--- Begin SUPPLIED INFORMATION ---

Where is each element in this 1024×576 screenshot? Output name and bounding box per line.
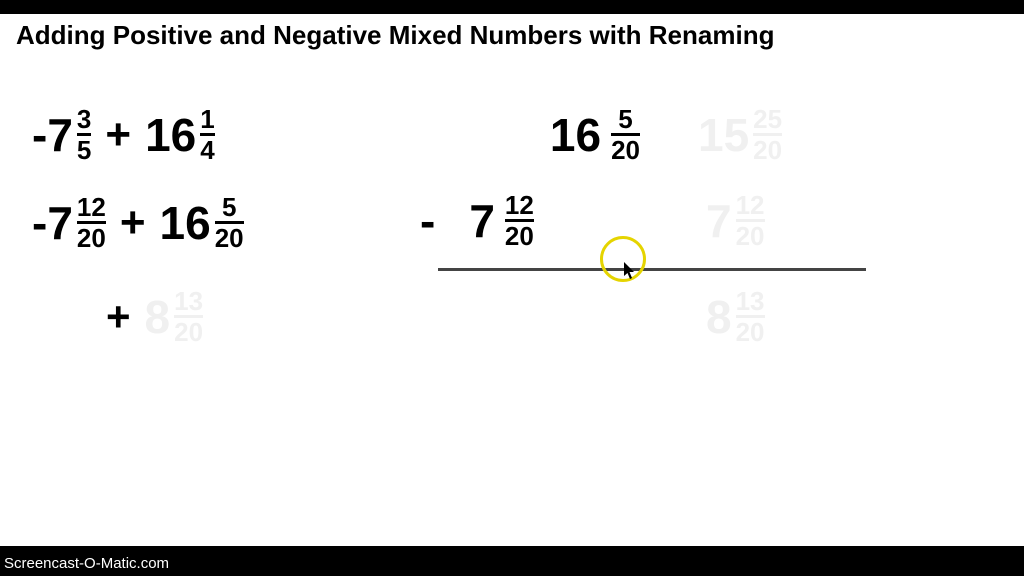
ghost-answer: 8 13 20 — [706, 288, 765, 345]
term-a: -7 3 5 — [32, 106, 91, 163]
expr-common-denom: -7 12 20 + 16 5 20 — [32, 194, 244, 251]
whiteboard: Adding Positive and Negative Mixed Numbe… — [0, 14, 1024, 546]
subtraction-bar — [438, 268, 866, 271]
term-a: -7 12 20 — [32, 194, 106, 251]
ghost-result: 8 13 20 — [145, 288, 204, 345]
expr-original: -7 3 5 + 16 1 4 — [32, 106, 215, 163]
plus-op: + — [120, 201, 146, 245]
vertical-bottom: - 7 12 20 — [420, 192, 640, 249]
highlight-ring — [600, 236, 646, 282]
watermark: Screencast-O-Matic.com — [4, 555, 169, 572]
term-b: 16 1 4 — [145, 106, 215, 163]
letterbox-top — [0, 0, 1024, 14]
ghost-renamed-top: 15 25 20 — [698, 106, 782, 163]
plus-op: + — [106, 296, 131, 338]
vertical-top: 16 5 20 — [460, 106, 640, 163]
plus-op: + — [105, 113, 131, 157]
ghost-renamed-bottom: 7 12 20 — [706, 192, 765, 249]
term-b: 16 5 20 — [160, 194, 244, 251]
page-title: Adding Positive and Negative Mixed Numbe… — [16, 20, 774, 51]
expr-result-pending: + 8 13 20 — [106, 288, 203, 345]
minus-op: - — [420, 198, 435, 244]
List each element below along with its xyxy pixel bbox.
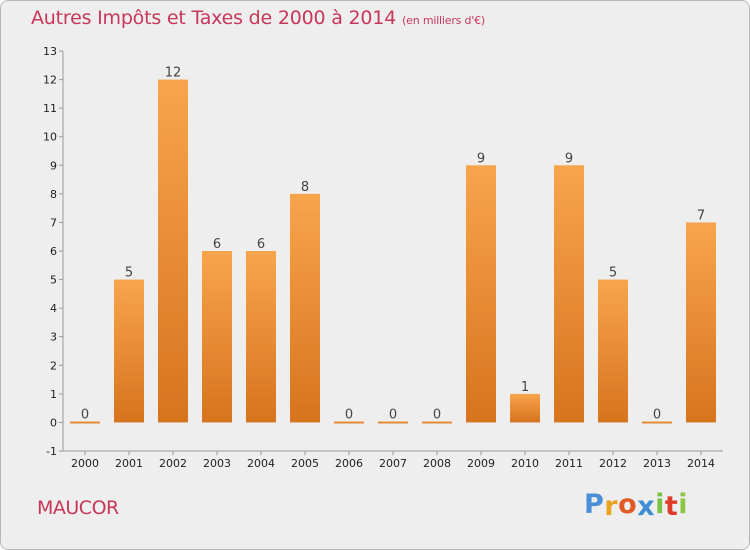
municipality-name: MAUCOR [37, 497, 119, 519]
bar-value-label: 6 [213, 237, 221, 252]
logo-letter: x [637, 491, 656, 522]
bar [246, 251, 276, 423]
logo-letter: t [664, 491, 679, 522]
y-tick-label: 0 [50, 416, 57, 429]
bar-value-label: 0 [389, 407, 397, 422]
bar-value-label: 9 [477, 151, 485, 166]
logo-letter: o [618, 489, 638, 520]
bar-value-label: 12 [165, 66, 182, 81]
y-tick-label: 4 [50, 302, 57, 315]
bar-value-label: 5 [609, 266, 617, 281]
bar [334, 421, 364, 424]
y-tick-label: 8 [50, 188, 57, 201]
y-tick-label: 3 [50, 331, 57, 344]
bar [114, 279, 144, 423]
bar-value-label: 5 [125, 266, 133, 281]
y-tick-label: 12 [43, 74, 57, 87]
bar-value-label: 9 [565, 151, 573, 166]
x-tick-label: 2014 [687, 457, 715, 470]
bar-value-label: 0 [653, 407, 661, 422]
x-tick-label: 2003 [203, 457, 231, 470]
bar-value-label: 6 [257, 237, 265, 252]
x-tick-label: 2002 [159, 457, 187, 470]
x-tick-label: 2009 [467, 457, 495, 470]
bar [598, 279, 628, 423]
y-tick-label: 6 [50, 245, 57, 258]
bar-value-label: 0 [81, 407, 89, 422]
x-tick-label: 2007 [379, 457, 407, 470]
x-tick-label: 2013 [643, 457, 671, 470]
y-tick-label: 10 [43, 131, 57, 144]
x-tick-label: 2011 [555, 457, 583, 470]
y-tick-label: 1 [50, 388, 57, 401]
y-tick-label: -1 [46, 445, 57, 458]
bar [290, 193, 320, 423]
y-tick-label: 9 [50, 159, 57, 172]
logo-letter: i [678, 489, 689, 520]
bar [378, 421, 408, 424]
bar [466, 165, 496, 423]
bar [70, 421, 100, 424]
chart-title-text: Autres Impôts et Taxes de 2000 à 2014 [31, 7, 397, 29]
y-tick-label: 2 [50, 359, 57, 372]
bar-value-label: 8 [301, 180, 309, 195]
y-tick-label: 5 [50, 274, 57, 287]
chart-unit: (en milliers d'€) [402, 14, 485, 27]
bar [158, 79, 188, 423]
x-tick-label: 2005 [291, 457, 319, 470]
bar [510, 393, 540, 423]
bar-value-label: 1 [521, 380, 529, 395]
chart-title: Autres Impôts et Taxes de 2000 à 2014 (en… [31, 7, 485, 29]
logo-letter: i [655, 489, 665, 520]
y-tick-label: 13 [43, 45, 57, 58]
x-tick-label: 2001 [115, 457, 143, 470]
bar [202, 251, 232, 423]
x-tick-label: 2010 [511, 457, 539, 470]
proxiti-logo: Proxiti [584, 489, 689, 522]
x-tick-label: 2004 [247, 457, 275, 470]
bar [422, 421, 452, 424]
bar [642, 421, 672, 424]
x-tick-label: 2000 [71, 457, 99, 470]
bar [686, 222, 716, 423]
y-tick-label: 11 [43, 102, 57, 115]
bar-value-label: 7 [697, 208, 705, 223]
y-tick-label: 7 [50, 216, 57, 229]
logo-letter: r [604, 491, 619, 522]
bar-value-label: 0 [345, 407, 353, 422]
x-tick-label: 2006 [335, 457, 363, 470]
x-tick-label: 2012 [599, 457, 627, 470]
x-tick-label: 2008 [423, 457, 451, 470]
bar [554, 165, 584, 423]
bar-value-label: 0 [433, 407, 441, 422]
logo-letter: P [584, 489, 605, 520]
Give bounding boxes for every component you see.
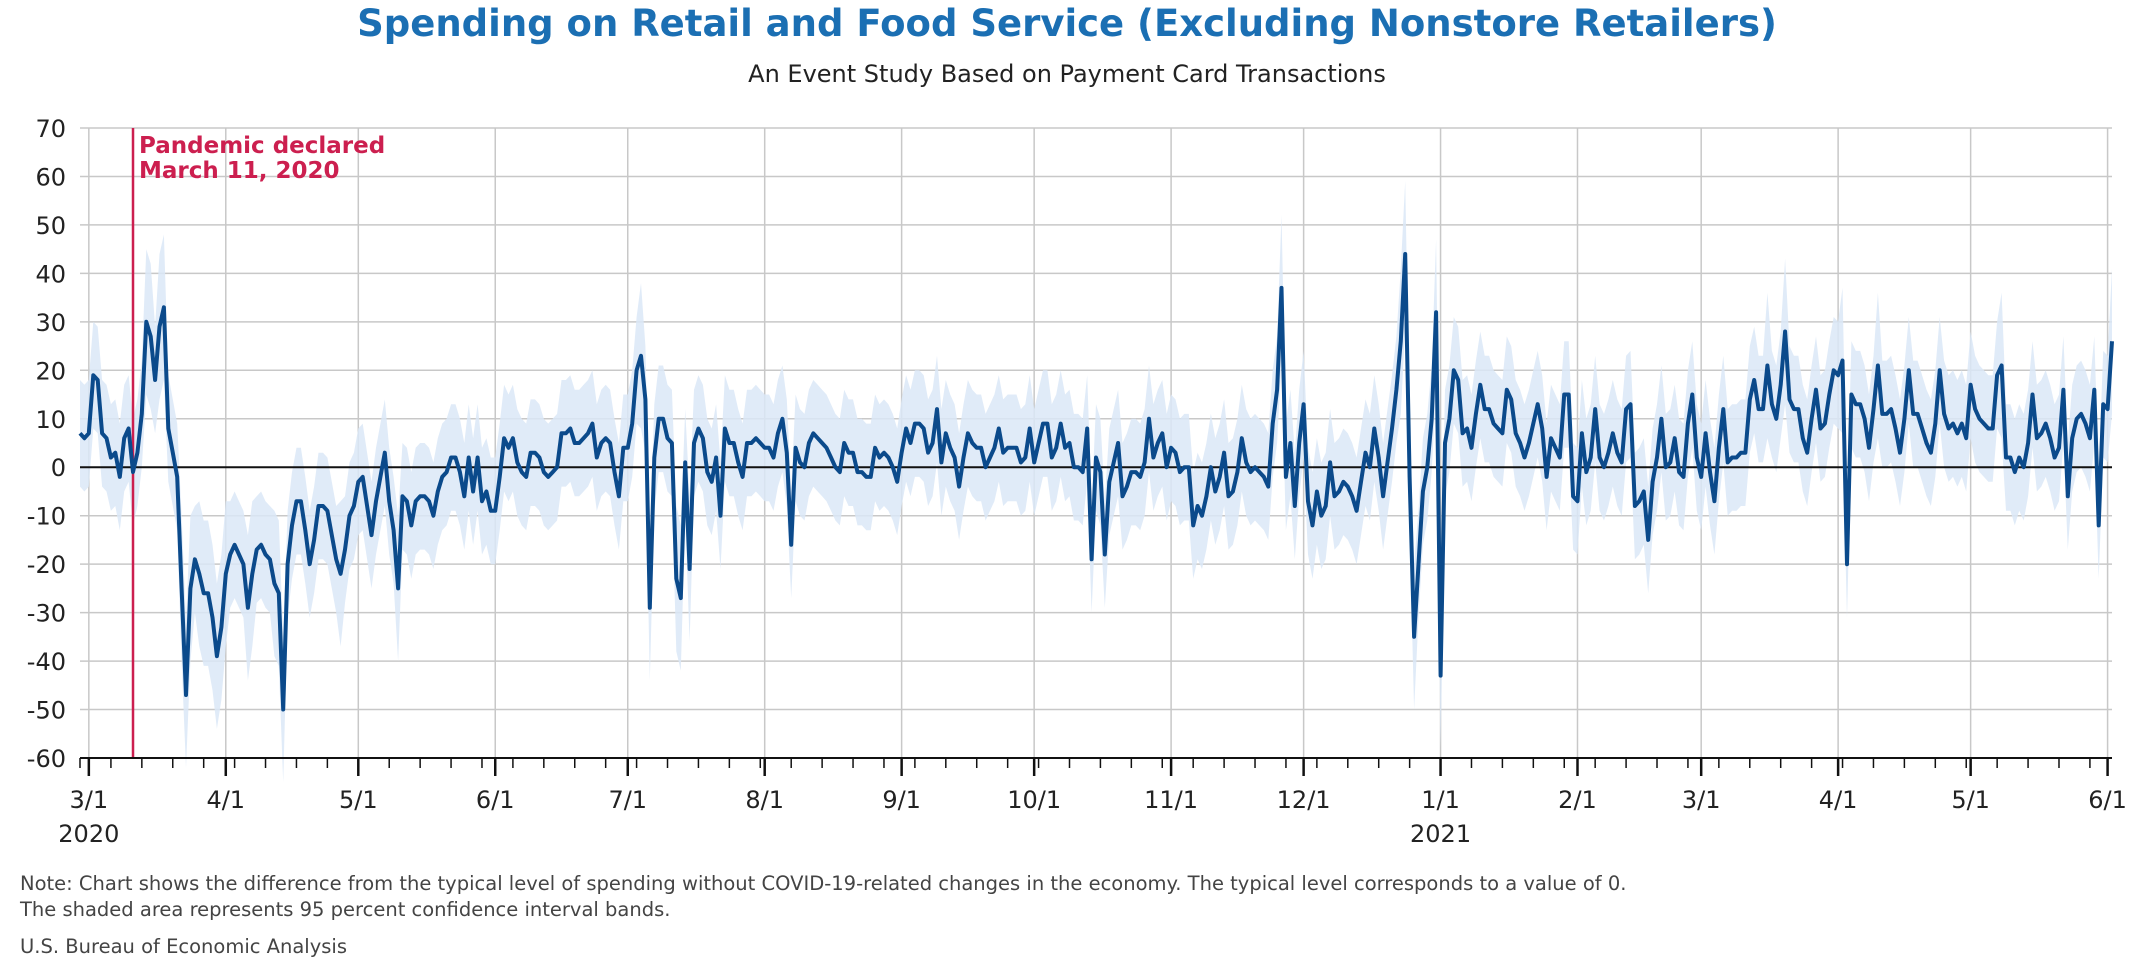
x-tick-label: 6/1 — [476, 786, 515, 814]
series-line — [78, 252, 2114, 712]
note-line-2: The shaded area represents 95 percent co… — [20, 898, 671, 921]
x-tick-label: 10/1 — [1007, 786, 1061, 814]
y-tick-label: 60 — [35, 163, 66, 191]
chart-subtitle: An Event Study Based on Payment Card Tra… — [748, 60, 1386, 88]
x-tick-label: 1/1 — [1421, 786, 1460, 814]
x-tick-label: 12/1 — [1277, 786, 1331, 814]
y-tick-label: 0 — [51, 454, 66, 482]
annotation-label: March 11, 2020 — [139, 158, 340, 184]
y-tick-label: 10 — [35, 406, 66, 434]
y-tick-label: 20 — [35, 357, 66, 385]
chart-title: Spending on Retail and Food Service (Exc… — [357, 2, 1777, 45]
x-tick-label: 2/1 — [1558, 786, 1597, 814]
x-tick-label: 3/1 — [1682, 786, 1721, 814]
y-tick-label: 50 — [35, 212, 66, 240]
y-tick-label: -50 — [27, 697, 66, 725]
x-tick-label: 11/1 — [1144, 786, 1198, 814]
x-axis: 3/1 2020 4/1 5/1 6/1 7/1 8/1 9/1 10/1 11/1 12/1 1/1… — [58, 757, 2127, 848]
x-tick-label: 7/1 — [608, 786, 647, 814]
x-tick-label: 5/1 — [339, 786, 378, 814]
x-tick-label: 9/1 — [882, 786, 921, 814]
x-tick-label: 4/1 — [206, 786, 245, 814]
y-tick-label: -30 — [27, 600, 66, 628]
y-tick-label: 70 — [35, 115, 66, 143]
y-tick-label: -40 — [27, 648, 66, 676]
x-tick-label: 8/1 — [745, 786, 784, 814]
annotation-label: Pandemic declared — [139, 133, 385, 159]
source-label: U.S. Bureau of Economic Analysis — [20, 935, 348, 958]
y-tick-label: -60 — [27, 745, 66, 773]
x-tick-label: 4/1 — [1819, 786, 1858, 814]
x-tick-label: 5/1 — [1951, 786, 1990, 814]
x-tick-label: 3/1 — [70, 786, 109, 814]
y-tick-label: 40 — [35, 260, 66, 288]
note-line-1: Note: Chart shows the difference from th… — [20, 872, 1627, 895]
x-year-label: 2020 — [58, 820, 119, 848]
y-tick-label: 30 — [35, 309, 66, 337]
y-tick-label: -10 — [27, 503, 66, 531]
x-year-label: 2021 — [1410, 820, 1471, 848]
x-tick-label: 6/1 — [2088, 786, 2127, 814]
y-tick-label: -20 — [27, 551, 66, 579]
y-axis: 70 60 50 40 30 20 10 0 -10 -20 -30 -40 -50 -60 — [27, 115, 66, 773]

--- End SUPPLIED INFORMATION ---

## [THE TASK]
Can you repeat all of the data above word for word, leaving out the pictures?

## [OUTPUT BELOW]
Where is each element in this 1024×576 screenshot? Output name and bounding box per line.
ghost-answer: 8 13 20 — [706, 288, 765, 345]
term-a: -7 3 5 — [32, 106, 91, 163]
expr-common-denom: -7 12 20 + 16 5 20 — [32, 194, 244, 251]
whiteboard: Adding Positive and Negative Mixed Numbe… — [0, 14, 1024, 546]
subtraction-bar — [438, 268, 866, 271]
term-a: -7 12 20 — [32, 194, 106, 251]
ghost-result: 8 13 20 — [145, 288, 204, 345]
expr-original: -7 3 5 + 16 1 4 — [32, 106, 215, 163]
plus-op: + — [120, 201, 146, 245]
vertical-bottom: - 7 12 20 — [420, 192, 640, 249]
highlight-ring — [600, 236, 646, 282]
watermark: Screencast-O-Matic.com — [4, 555, 169, 572]
term-b: 16 1 4 — [145, 106, 215, 163]
letterbox-top — [0, 0, 1024, 14]
ghost-renamed-top: 15 25 20 — [698, 106, 782, 163]
plus-op: + — [106, 296, 131, 338]
vertical-top: 16 5 20 — [460, 106, 640, 163]
plus-op: + — [105, 113, 131, 157]
ghost-renamed-bottom: 7 12 20 — [706, 192, 765, 249]
term-b: 16 5 20 — [160, 194, 244, 251]
page-title: Adding Positive and Negative Mixed Numbe… — [16, 20, 774, 51]
expr-result-pending: + 8 13 20 — [106, 288, 203, 345]
minus-op: - — [420, 198, 435, 244]
List each element below along with its xyxy pixel bbox.
municipality-name: MAUCOR [37, 497, 119, 519]
bar-value-label: 6 [213, 237, 221, 252]
logo-letter: x [637, 491, 656, 522]
bar [246, 251, 276, 423]
logo-letter: t [664, 491, 679, 522]
y-tick-label: 0 [50, 416, 57, 429]
bar-value-label: 0 [389, 407, 397, 422]
bar-value-label: 9 [477, 151, 485, 166]
logo-letter: o [618, 489, 638, 520]
bar-value-label: 12 [165, 66, 182, 81]
y-tick-label: 4 [50, 302, 57, 315]
bar-value-label: 5 [609, 266, 617, 281]
bar [334, 421, 364, 424]
y-tick-label: 8 [50, 188, 57, 201]
y-tick-label: 3 [50, 331, 57, 344]
bar [114, 279, 144, 423]
bar-value-label: 5 [125, 266, 133, 281]
y-tick-label: 12 [43, 74, 57, 87]
bar-value-label: 9 [565, 151, 573, 166]
x-tick-label: 2014 [687, 457, 715, 470]
bar-value-label: 0 [653, 407, 661, 422]
x-tick-label: 2003 [203, 457, 231, 470]
bar-value-label: 6 [257, 237, 265, 252]
x-tick-label: 2002 [159, 457, 187, 470]
x-tick-label: 2009 [467, 457, 495, 470]
bar [598, 279, 628, 423]
y-tick-label: 6 [50, 245, 57, 258]
bar-value-label: 0 [81, 407, 89, 422]
x-tick-label: 2007 [379, 457, 407, 470]
x-tick-label: 2013 [643, 457, 671, 470]
y-tick-label: 10 [43, 131, 57, 144]
x-tick-label: 2011 [555, 457, 583, 470]
y-tick-label: 1 [50, 388, 57, 401]
y-tick-label: -1 [46, 445, 57, 458]
bar [290, 193, 320, 423]
y-tick-label: 9 [50, 159, 57, 172]
logo-letter: i [678, 489, 689, 520]
bar [378, 421, 408, 424]
bar [466, 165, 496, 423]
bar [70, 421, 100, 424]
chart-title-text: Autres Impôts et Taxes de 2000 à 2014 [31, 7, 397, 29]
y-tick-label: 2 [50, 359, 57, 372]
bar-value-label: 8 [301, 180, 309, 195]
y-tick-label: 5 [50, 274, 57, 287]
chart-unit: (en milliers d'€) [402, 14, 485, 27]
bar [158, 79, 188, 423]
x-tick-label: 2005 [291, 457, 319, 470]
bar [510, 393, 540, 423]
bar-value-label: 1 [521, 380, 529, 395]
chart-title: Autres Impôts et Taxes de 2000 à 2014 (en… [31, 7, 485, 29]
logo-letter: i [655, 489, 665, 520]
y-tick-label: 13 [43, 45, 57, 58]
x-tick-label: 2001 [115, 457, 143, 470]
bar [202, 251, 232, 423]
x-tick-label: 2010 [511, 457, 539, 470]
proxiti-logo: Proxiti [584, 489, 689, 522]
x-tick-label: 2004 [247, 457, 275, 470]
bar [422, 421, 452, 424]
bar [642, 421, 672, 424]
x-tick-label: 2000 [71, 457, 99, 470]
bar [686, 222, 716, 423]
y-tick-label: 11 [43, 102, 57, 115]
bar-value-label: 7 [697, 208, 705, 223]
y-tick-label: 7 [50, 216, 57, 229]
logo-letter: r [604, 491, 619, 522]
bar-value-label: 0 [345, 407, 353, 422]
x-tick-label: 2006 [335, 457, 363, 470]
x-tick-label: 2012 [599, 457, 627, 470]
x-tick-label: 2008 [423, 457, 451, 470]
bar [554, 165, 584, 423]
bar-value-label: 0 [433, 407, 441, 422]
logo-letter: P [584, 489, 605, 520]
Give bounding boxes for every component you see.
x-tick-label: 6/1 — [476, 786, 515, 814]
series-line — [78, 252, 2114, 712]
note-line-2: The shaded area represents 95 percent co… — [20, 898, 671, 921]
x-tick-label: 10/1 — [1007, 786, 1061, 814]
y-tick-label: 60 — [35, 163, 66, 191]
chart-subtitle: An Event Study Based on Payment Card Tra… — [748, 60, 1386, 88]
x-tick-label: 1/1 — [1421, 786, 1460, 814]
x-tick-label: 12/1 — [1277, 786, 1331, 814]
y-tick-label: 0 — [51, 454, 66, 482]
annotation-label: March 11, 2020 — [139, 158, 340, 184]
y-tick-label: 10 — [35, 406, 66, 434]
y-tick-label: 20 — [35, 357, 66, 385]
chart-title: Spending on Retail and Food Service (Exc… — [357, 2, 1777, 45]
x-tick-label: 2/1 — [1558, 786, 1597, 814]
x-tick-label: 3/1 — [1682, 786, 1721, 814]
y-tick-label: 50 — [35, 212, 66, 240]
y-tick-label: -50 — [27, 697, 66, 725]
x-tick-label: 11/1 — [1144, 786, 1198, 814]
x-axis: 3/1 2020 4/1 5/1 6/1 7/1 8/1 9/1 10/1 11/1 12/1 1/1… — [58, 757, 2127, 848]
x-tick-label: 7/1 — [608, 786, 647, 814]
x-tick-label: 5/1 — [339, 786, 378, 814]
x-tick-label: 9/1 — [882, 786, 921, 814]
x-tick-label: 4/1 — [206, 786, 245, 814]
y-tick-label: -30 — [27, 600, 66, 628]
y-tick-label: 70 — [35, 115, 66, 143]
y-tick-label: -40 — [27, 648, 66, 676]
x-tick-label: 8/1 — [745, 786, 784, 814]
annotation-label: Pandemic declared — [139, 133, 385, 159]
source-label: U.S. Bureau of Economic Analysis — [20, 935, 348, 958]
y-tick-label: -60 — [27, 745, 66, 773]
x-tick-label: 4/1 — [1819, 786, 1858, 814]
x-tick-label: 5/1 — [1951, 786, 1990, 814]
x-tick-label: 3/1 — [70, 786, 109, 814]
y-tick-label: 40 — [35, 260, 66, 288]
note-line-1: Note: Chart shows the difference from th… — [20, 872, 1627, 895]
x-year-label: 2020 — [58, 820, 119, 848]
y-tick-label: 30 — [35, 309, 66, 337]
y-tick-label: -10 — [27, 503, 66, 531]
x-year-label: 2021 — [1410, 820, 1471, 848]
x-tick-label: 6/1 — [2088, 786, 2127, 814]
y-tick-label: -20 — [27, 551, 66, 579]
y-axis: 70 60 50 40 30 20 10 0 -10 -20 -30 -40 -50 -60 — [27, 115, 66, 773]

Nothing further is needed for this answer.